- [Provided records]:
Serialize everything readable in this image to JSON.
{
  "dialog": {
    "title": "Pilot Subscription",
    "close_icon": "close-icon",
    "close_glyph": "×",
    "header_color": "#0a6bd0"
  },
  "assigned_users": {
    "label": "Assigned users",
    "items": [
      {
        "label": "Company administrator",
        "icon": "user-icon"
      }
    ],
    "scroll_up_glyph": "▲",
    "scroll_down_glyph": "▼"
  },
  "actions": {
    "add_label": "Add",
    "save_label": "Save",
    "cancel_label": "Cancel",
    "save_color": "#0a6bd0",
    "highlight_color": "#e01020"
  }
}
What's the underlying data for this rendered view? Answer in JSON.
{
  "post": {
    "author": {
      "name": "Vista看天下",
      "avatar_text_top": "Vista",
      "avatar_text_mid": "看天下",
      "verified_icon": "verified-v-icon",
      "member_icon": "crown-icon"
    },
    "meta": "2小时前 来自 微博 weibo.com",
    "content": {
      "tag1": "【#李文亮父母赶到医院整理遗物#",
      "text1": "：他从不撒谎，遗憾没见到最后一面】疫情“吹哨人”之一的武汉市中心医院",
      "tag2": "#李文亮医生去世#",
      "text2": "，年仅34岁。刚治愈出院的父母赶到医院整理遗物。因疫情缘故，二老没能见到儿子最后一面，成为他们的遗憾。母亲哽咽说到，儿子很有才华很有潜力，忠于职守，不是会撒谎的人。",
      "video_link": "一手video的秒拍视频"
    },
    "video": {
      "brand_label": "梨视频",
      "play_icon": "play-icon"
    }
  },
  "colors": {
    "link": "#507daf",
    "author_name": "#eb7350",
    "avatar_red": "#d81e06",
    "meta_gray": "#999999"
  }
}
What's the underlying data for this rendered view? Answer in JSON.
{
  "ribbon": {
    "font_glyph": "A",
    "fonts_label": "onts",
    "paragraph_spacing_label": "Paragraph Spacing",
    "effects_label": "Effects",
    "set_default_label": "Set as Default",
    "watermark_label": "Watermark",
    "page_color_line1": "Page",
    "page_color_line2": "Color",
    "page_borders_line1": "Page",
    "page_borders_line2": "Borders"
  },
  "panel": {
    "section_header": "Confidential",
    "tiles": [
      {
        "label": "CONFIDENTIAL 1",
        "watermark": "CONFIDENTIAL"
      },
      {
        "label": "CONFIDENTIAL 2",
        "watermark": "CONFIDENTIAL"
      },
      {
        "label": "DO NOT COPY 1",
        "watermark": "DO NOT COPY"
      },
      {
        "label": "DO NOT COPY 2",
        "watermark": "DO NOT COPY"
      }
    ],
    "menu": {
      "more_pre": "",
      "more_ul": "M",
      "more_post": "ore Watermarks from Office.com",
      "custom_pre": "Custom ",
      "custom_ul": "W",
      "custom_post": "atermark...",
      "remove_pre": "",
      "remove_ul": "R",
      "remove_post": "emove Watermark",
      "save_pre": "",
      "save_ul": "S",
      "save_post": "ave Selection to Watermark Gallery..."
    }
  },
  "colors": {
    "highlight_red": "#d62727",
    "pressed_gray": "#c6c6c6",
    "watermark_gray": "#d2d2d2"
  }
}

- [What is required]: All of the entries above need to be reproduced exactly.

- [Full output]:
Serialize everything readable in this image to JSON.
{
  "dialog": {
    "title": "Pilot Subscription",
    "close_icon": "close-icon",
    "close_glyph": "×",
    "header_color": "#0a6bd0"
  },
  "assigned_users": {
    "label": "Assigned users",
    "items": [
      {
        "label": "Company administrator",
        "icon": "user-icon"
      }
    ],
    "scroll_up_glyph": "▲",
    "scroll_down_glyph": "▼"
  },
  "actions": {
    "add_label": "Add",
    "save_label": "Save",
    "cancel_label": "Cancel",
    "save_color": "#0a6bd0",
    "highlight_color": "#e01020"
  }
}
What's the underlying data for this rendered view? Answer in JSON.
{
  "post": {
    "author": {
      "name": "Vista看天下",
      "avatar_text_top": "Vista",
      "avatar_text_mid": "看天下",
      "verified_icon": "verified-v-icon",
      "member_icon": "crown-icon"
    },
    "meta": "2小时前 来自 微博 weibo.com",
    "content": {
      "tag1": "【#李文亮父母赶到医院整理遗物#",
      "text1": "：他从不撒谎，遗憾没见到最后一面】疫情“吹哨人”之一的武汉市中心医院",
      "tag2": "#李文亮医生去世#",
      "text2": "，年仅34岁。刚治愈出院的父母赶到医院整理遗物。因疫情缘故，二老没能见到儿子最后一面，成为他们的遗憾。母亲哽咽说到，儿子很有才华很有潜力，忠于职守，不是会撒谎的人。",
      "video_link": "一手video的秒拍视频"
    },
    "video": {
      "brand_label": "梨视频",
      "play_icon": "play-icon"
    }
  },
  "colors": {
    "link": "#507daf",
    "author_name": "#eb7350",
    "avatar_red": "#d81e06",
    "meta_gray": "#999999"
  }
}
What's the underlying data for this rendered view? Answer in JSON.
{
  "ribbon": {
    "font_glyph": "A",
    "fonts_label": "onts",
    "paragraph_spacing_label": "Paragraph Spacing",
    "effects_label": "Effects",
    "set_default_label": "Set as Default",
    "watermark_label": "Watermark",
    "page_color_line1": "Page",
    "page_color_line2": "Color",
    "page_borders_line1": "Page",
    "page_borders_line2": "Borders"
  },
  "panel": {
    "section_header": "Confidential",
    "tiles": [
      {
        "label": "CONFIDENTIAL 1",
        "watermark": "CONFIDENTIAL"
      },
      {
        "label": "CONFIDENTIAL 2",
        "watermark": "CONFIDENTIAL"
      },
      {
        "label": "DO NOT COPY 1",
        "watermark": "DO NOT COPY"
      },
      {
        "label": "DO NOT COPY 2",
        "watermark": "DO NOT COPY"
      }
    ],
    "menu": {
      "more_pre": "",
      "more_ul": "M",
      "more_post": "ore Watermarks from Office.com",
      "custom_pre": "Custom ",
      "custom_ul": "W",
      "custom_post": "atermark...",
      "remove_pre": "",
      "remove_ul": "R",
      "remove_post": "emove Watermark",
      "save_pre": "",
      "save_ul": "S",
      "save_post": "ave Selection to Watermark Gallery..."
    }
  },
  "colors": {
    "highlight_red": "#d62727",
    "pressed_gray": "#c6c6c6",
    "watermark_gray": "#d2d2d2"
  }
}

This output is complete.